Write out each entry again. Keep every word exactly as it is.

>> Begin Data lines

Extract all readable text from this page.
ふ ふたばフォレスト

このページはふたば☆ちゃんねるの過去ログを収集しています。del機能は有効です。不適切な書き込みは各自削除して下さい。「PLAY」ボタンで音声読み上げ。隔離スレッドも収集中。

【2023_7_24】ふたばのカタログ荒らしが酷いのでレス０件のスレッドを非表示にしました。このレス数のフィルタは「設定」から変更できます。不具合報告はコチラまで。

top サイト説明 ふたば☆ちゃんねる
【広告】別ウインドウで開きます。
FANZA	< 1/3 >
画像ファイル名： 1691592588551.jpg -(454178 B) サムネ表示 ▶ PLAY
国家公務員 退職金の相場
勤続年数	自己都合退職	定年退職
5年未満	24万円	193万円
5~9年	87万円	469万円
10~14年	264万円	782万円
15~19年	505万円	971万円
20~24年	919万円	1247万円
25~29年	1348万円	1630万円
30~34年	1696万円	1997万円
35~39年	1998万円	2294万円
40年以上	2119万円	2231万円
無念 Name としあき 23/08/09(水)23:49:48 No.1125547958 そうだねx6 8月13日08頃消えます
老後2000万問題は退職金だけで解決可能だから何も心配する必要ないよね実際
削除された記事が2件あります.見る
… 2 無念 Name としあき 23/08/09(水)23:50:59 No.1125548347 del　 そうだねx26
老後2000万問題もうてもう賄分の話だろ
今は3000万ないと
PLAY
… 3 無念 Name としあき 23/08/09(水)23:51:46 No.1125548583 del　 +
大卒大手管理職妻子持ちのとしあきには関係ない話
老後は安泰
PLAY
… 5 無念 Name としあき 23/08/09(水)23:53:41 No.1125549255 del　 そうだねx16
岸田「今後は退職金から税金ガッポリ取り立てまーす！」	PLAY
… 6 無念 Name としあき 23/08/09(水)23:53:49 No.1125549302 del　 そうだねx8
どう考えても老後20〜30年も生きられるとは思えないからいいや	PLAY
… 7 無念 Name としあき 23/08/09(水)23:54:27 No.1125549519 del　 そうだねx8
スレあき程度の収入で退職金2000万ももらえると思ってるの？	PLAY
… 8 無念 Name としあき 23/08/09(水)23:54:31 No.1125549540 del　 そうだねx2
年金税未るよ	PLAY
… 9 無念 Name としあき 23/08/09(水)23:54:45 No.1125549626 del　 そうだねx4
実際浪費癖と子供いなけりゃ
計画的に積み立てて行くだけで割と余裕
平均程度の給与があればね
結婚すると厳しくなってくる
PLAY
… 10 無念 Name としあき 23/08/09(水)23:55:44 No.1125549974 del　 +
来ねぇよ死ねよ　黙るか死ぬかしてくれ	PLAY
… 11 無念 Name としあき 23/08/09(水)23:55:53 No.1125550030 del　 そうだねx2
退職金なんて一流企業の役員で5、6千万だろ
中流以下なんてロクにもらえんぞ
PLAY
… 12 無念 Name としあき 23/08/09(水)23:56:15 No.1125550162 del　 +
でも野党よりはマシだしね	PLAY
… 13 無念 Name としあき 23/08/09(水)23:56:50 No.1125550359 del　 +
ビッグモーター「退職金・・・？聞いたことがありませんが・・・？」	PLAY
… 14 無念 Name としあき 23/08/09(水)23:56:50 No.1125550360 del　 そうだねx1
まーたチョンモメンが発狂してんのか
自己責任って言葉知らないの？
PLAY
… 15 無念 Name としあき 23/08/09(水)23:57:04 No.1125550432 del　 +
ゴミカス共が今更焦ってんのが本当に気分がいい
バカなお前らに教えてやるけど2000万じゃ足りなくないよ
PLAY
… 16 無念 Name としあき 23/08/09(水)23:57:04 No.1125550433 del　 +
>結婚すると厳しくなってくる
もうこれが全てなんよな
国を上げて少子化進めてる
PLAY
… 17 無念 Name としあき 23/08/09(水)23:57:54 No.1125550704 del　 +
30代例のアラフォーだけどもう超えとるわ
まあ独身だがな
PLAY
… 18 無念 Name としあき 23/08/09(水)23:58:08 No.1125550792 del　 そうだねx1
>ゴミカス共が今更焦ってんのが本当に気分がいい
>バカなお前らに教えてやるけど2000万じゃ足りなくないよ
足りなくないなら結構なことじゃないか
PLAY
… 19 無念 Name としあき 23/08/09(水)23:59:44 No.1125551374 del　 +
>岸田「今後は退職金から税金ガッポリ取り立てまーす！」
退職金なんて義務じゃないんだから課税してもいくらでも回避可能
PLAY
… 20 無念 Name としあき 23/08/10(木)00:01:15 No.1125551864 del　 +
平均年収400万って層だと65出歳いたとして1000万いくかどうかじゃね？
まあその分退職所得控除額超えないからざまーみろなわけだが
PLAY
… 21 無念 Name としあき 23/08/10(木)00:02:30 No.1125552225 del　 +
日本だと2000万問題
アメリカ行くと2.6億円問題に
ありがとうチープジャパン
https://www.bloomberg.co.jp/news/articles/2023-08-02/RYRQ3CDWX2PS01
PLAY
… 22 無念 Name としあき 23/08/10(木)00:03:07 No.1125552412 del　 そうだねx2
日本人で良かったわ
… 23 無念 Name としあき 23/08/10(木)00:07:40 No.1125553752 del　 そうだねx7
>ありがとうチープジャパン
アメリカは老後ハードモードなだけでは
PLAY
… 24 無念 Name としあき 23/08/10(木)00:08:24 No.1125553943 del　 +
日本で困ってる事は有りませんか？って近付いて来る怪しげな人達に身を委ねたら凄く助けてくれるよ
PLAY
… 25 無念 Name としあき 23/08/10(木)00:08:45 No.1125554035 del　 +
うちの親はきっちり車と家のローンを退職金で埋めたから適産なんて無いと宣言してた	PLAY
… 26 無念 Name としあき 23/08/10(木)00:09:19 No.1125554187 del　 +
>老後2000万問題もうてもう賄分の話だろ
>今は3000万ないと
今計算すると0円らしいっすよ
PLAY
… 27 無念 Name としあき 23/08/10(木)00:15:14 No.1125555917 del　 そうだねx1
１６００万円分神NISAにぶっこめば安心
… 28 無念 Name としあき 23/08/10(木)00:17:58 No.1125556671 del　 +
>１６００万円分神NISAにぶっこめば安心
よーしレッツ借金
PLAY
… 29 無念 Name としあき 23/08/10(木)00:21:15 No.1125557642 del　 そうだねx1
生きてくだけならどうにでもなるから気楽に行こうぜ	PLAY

>> End Data lines

Task response:
Extract all readable text from this page.
ふ ふたばフォレスト

このページはふたば☆ちゃんねるの過去ログを収集しています。del機能は有効です。不適切な書き込みは各自削除して下さい。「PLAY」ボタンで音声読み上げ。隔離スレッドも収集中。

【2023_7_24】ふたばのカタログ荒らしが酷いのでレス０件のスレッドを非表示にしました。このレス数のフィルタは「設定」から変更できます。不具合報告はコチラまで。

top サイト説明 ふたば☆ちゃんねる
【広告】別ウインドウで開きます。
FANZA	< 1/3 >
画像ファイル名： 1691592588551.jpg -(454178 B) サムネ表示 ▶ PLAY
国家公務員 退職金の相場
勤続年数	自己都合退職	定年退職
5年未満	24万円	193万円
5~9年	87万円	469万円
10~14年	264万円	782万円
15~19年	505万円	971万円
20~24年	919万円	1247万円
25~29年	1348万円	1630万円
30~34年	1696万円	1997万円
35~39年	1998万円	2294万円
40年以上	2119万円	2231万円
無念 Name としあき 23/08/09(水)23:49:48 No.1125547958 そうだねx6 8月13日08頃消えます
老後2000万問題は退職金だけで解決可能だから何も心配する必要ないよね実際
削除された記事が2件あります.見る
… 2 無念 Name としあき 23/08/09(水)23:50:59 No.1125548347 del　 そうだねx26
老後2000万問題もうてもう賄分の話だろ
今は3000万ないと
PLAY
… 3 無念 Name としあき 23/08/09(水)23:51:46 No.1125548583 del　 +
大卒大手管理職妻子持ちのとしあきには関係ない話
老後は安泰
PLAY
… 5 無念 Name としあき 23/08/09(水)23:53:41 No.1125549255 del　 そうだねx16
岸田「今後は退職金から税金ガッポリ取り立てまーす！」	PLAY
… 6 無念 Name としあき 23/08/09(水)23:53:49 No.1125549302 del　 そうだねx8
どう考えても老後20〜30年も生きられるとは思えないからいいや	PLAY
… 7 無念 Name としあき 23/08/09(水)23:54:27 No.1125549519 del　 そうだねx8
スレあき程度の収入で退職金2000万ももらえると思ってるの？	PLAY
… 8 無念 Name としあき 23/08/09(水)23:54:31 No.1125549540 del　 そうだねx2
年金税未るよ	PLAY
… 9 無念 Name としあき 23/08/09(水)23:54:45 No.1125549626 del　 そうだねx4
実際浪費癖と子供いなけりゃ
計画的に積み立てて行くだけで割と余裕
平均程度の給与があればね
結婚すると厳しくなってくる
PLAY
… 10 無念 Name としあき 23/08/09(水)23:55:44 No.1125549974 del　 +
来ねぇよ死ねよ　黙るか死ぬかしてくれ	PLAY
… 11 無念 Name としあき 23/08/09(水)23:55:53 No.1125550030 del　 そうだねx2
退職金なんて一流企業の役員で5、6千万だろ
中流以下なんてロクにもらえんぞ
PLAY
… 12 無念 Name としあき 23/08/09(水)23:56:15 No.1125550162 del　 +
でも野党よりはマシだしね	PLAY
… 13 無念 Name としあき 23/08/09(水)23:56:50 No.1125550359 del　 +
ビッグモーター「退職金・・・？聞いたことがありませんが・・・？」	PLAY
… 14 無念 Name としあき 23/08/09(水)23:56:50 No.1125550360 del　 そうだねx1
まーたチョンモメンが発狂してんのか
自己責任って言葉知らないの？
PLAY
… 15 無念 Name としあき 23/08/09(水)23:57:04 No.1125550432 del　 +
ゴミカス共が今更焦ってんのが本当に気分がいい
バカなお前らに教えてやるけど2000万じゃ足りなくないよ
PLAY
… 16 無念 Name としあき 23/08/09(水)23:57:04 No.1125550433 del　 +
>結婚すると厳しくなってくる
もうこれが全てなんよな
国を上げて少子化進めてる
PLAY
… 17 無念 Name としあき 23/08/09(水)23:57:54 No.1125550704 del　 +
30代例のアラフォーだけどもう超えとるわ
まあ独身だがな
PLAY
… 18 無念 Name としあき 23/08/09(水)23:58:08 No.1125550792 del　 そうだねx1
>ゴミカス共が今更焦ってんのが本当に気分がいい
>バカなお前らに教えてやるけど2000万じゃ足りなくないよ
足りなくないなら結構なことじゃないか
PLAY
… 19 無念 Name としあき 23/08/09(水)23:59:44 No.1125551374 del　 +
>岸田「今後は退職金から税金ガッポリ取り立てまーす！」
退職金なんて義務じゃないんだから課税してもいくらでも回避可能
PLAY
… 20 無念 Name としあき 23/08/10(木)00:01:15 No.1125551864 del　 +
平均年収400万って層だと65出歳いたとして1000万いくかどうかじゃね？
まあその分退職所得控除額超えないからざまーみろなわけだが
PLAY
… 21 無念 Name としあき 23/08/10(木)00:02:30 No.1125552225 del　 +
日本だと2000万問題
アメリカ行くと2.6億円問題に
ありがとうチープジャパン
https://www.bloomberg.co.jp/news/articles/2023-08-02/RYRQ3CDWX2PS01
PLAY
… 22 無念 Name としあき 23/08/10(木)00:03:07 No.1125552412 del　 そうだねx2
日本人で良かったわ
… 23 無念 Name としあき 23/08/10(木)00:07:40 No.1125553752 del　 そうだねx7
>ありがとうチープジャパン
アメリカは老後ハードモードなだけでは
PLAY
… 24 無念 Name としあき 23/08/10(木)00:08:24 No.1125553943 del　 +
日本で困ってる事は有りませんか？って近付いて来る怪しげな人達に身を委ねたら凄く助けてくれるよ
PLAY
… 25 無念 Name としあき 23/08/10(木)00:08:45 No.1125554035 del　 +
うちの親はきっちり車と家のローンを退職金で埋めたから適産なんて無いと宣言してた	PLAY
… 26 無念 Name としあき 23/08/10(木)00:09:19 No.1125554187 del　 +
>老後2000万問題もうてもう賄分の話だろ
>今は3000万ないと
今計算すると0円らしいっすよ
PLAY
… 27 無念 Name としあき 23/08/10(木)00:15:14 No.1125555917 del　 そうだねx1
１６００万円分神NISAにぶっこめば安心
… 28 無念 Name としあき 23/08/10(木)00:17:58 No.1125556671 del　 +
>１６００万円分神NISAにぶっこめば安心
よーしレッツ借金
PLAY
… 29 無念 Name としあき 23/08/10(木)00:21:15 No.1125557642 del　 そうだねx1
生きてくだけならどうにでもなるから気楽に行こうぜ	PLAY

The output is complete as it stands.